Pick up the IPUMS CPS grant abstract below after its last sentence and carry it on.

**Reading passage:**
——

# Integrated Current Population Survey Data for Population Dynamics and Health Research

> **NIH NIH R01** · UNIVERSITY OF MINNESOTA · 2022 · $665,415

## Abstract

Project Summary/Abstract
This proposal seeks continued funding to expand and improve IPUMS CPS, an essential data resource for
research on population health and child well-being in the United States. IPUMS CPS streamlines access and
reduces technical barriers to analyzing data from the Current Population Survey (CPS), the nation's most
comprehensive source of data on the economic and social well-being of U.S. individuals and families, including
women of reproductive age and children. IPUMS CPS enables rigorous and reproducible research on population
dynamics and the social and economic contexts in which health inequities are created and reinforced, enabling
public policy based on sound scientific evidence.

——

**Stored rows:**
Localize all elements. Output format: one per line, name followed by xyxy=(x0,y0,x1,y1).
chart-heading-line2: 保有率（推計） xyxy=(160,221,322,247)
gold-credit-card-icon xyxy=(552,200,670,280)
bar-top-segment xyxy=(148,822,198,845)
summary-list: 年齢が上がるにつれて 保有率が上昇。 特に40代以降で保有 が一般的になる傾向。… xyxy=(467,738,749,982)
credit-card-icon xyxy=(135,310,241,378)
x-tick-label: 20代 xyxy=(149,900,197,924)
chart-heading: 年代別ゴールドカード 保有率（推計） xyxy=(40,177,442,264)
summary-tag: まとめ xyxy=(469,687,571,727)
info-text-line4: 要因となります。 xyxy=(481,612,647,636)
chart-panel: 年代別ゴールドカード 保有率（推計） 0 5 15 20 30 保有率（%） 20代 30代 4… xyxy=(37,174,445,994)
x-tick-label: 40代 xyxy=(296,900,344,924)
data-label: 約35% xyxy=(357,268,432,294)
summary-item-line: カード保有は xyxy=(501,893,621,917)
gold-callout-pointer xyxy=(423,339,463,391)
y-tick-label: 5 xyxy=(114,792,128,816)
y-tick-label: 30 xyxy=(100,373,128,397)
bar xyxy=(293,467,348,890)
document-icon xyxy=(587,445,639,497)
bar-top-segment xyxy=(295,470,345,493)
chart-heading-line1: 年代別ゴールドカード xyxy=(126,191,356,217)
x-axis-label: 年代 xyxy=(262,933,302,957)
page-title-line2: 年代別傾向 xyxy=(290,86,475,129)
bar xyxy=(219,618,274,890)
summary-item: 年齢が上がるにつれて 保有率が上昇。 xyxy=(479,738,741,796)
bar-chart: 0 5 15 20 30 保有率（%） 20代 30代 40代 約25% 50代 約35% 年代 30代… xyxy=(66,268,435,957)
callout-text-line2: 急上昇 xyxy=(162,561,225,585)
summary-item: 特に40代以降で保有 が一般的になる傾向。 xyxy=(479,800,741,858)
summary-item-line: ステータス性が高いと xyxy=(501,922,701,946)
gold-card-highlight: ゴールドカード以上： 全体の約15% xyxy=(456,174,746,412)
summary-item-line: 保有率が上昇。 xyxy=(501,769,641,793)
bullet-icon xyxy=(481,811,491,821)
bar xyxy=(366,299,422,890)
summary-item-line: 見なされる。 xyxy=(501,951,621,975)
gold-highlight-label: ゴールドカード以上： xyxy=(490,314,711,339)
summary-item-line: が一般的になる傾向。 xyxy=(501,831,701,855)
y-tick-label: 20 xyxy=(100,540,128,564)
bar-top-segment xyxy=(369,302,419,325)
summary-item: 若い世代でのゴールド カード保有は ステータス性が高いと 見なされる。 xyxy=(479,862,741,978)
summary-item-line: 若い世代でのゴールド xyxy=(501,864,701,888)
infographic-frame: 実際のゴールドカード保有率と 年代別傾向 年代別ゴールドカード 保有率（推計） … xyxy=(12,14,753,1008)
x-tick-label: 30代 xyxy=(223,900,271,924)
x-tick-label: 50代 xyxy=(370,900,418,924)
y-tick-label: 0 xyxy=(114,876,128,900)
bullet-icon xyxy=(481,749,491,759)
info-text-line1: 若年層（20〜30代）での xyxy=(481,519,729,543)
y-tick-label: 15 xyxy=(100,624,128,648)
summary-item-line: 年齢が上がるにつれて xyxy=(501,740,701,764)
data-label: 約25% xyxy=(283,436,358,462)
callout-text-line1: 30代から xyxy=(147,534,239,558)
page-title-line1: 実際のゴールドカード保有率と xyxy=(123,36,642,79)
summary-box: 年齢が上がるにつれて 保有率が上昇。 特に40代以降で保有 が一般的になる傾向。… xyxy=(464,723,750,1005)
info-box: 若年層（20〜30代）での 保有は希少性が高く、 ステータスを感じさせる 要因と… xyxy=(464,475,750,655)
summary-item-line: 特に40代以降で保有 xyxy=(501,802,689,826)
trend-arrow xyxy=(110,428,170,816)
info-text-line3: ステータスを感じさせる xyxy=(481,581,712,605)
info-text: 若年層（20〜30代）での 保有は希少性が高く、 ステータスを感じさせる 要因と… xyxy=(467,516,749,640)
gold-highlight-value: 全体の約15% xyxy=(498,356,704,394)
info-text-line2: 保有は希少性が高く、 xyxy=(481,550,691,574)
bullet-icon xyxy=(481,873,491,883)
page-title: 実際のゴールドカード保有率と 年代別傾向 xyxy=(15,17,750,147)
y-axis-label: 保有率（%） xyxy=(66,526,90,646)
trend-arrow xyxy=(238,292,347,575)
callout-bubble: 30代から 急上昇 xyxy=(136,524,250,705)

——

**Written response:**
Building on an impressive record of accomplishments since 2016, the project will undertake new initiatives to
ensure broad access, timely delivery, and innovative use of CPS data for population dynamics and population
health research. The project has five specific aims: (1) Database expansion to add more than eight million person
records by incorporating 65 new files that will be released between 2021 and 2026, including all CPS monthly
and supplement data; (2) Data and metadata improvement to enhance research opportunities, reproducibility,
and rigor; (3) Data access improvements to allow users to specify the combinations of CPS data they want
linked and the formats in which they will receive the data; (4) Data processing tool enhancement to reduce the
time to deliver new data to the research community and reduce the costs of maintaining the infrastructure over
the long run; (5) Expand and support the research community through targeted, thoughtful outreach, and active
user support and training.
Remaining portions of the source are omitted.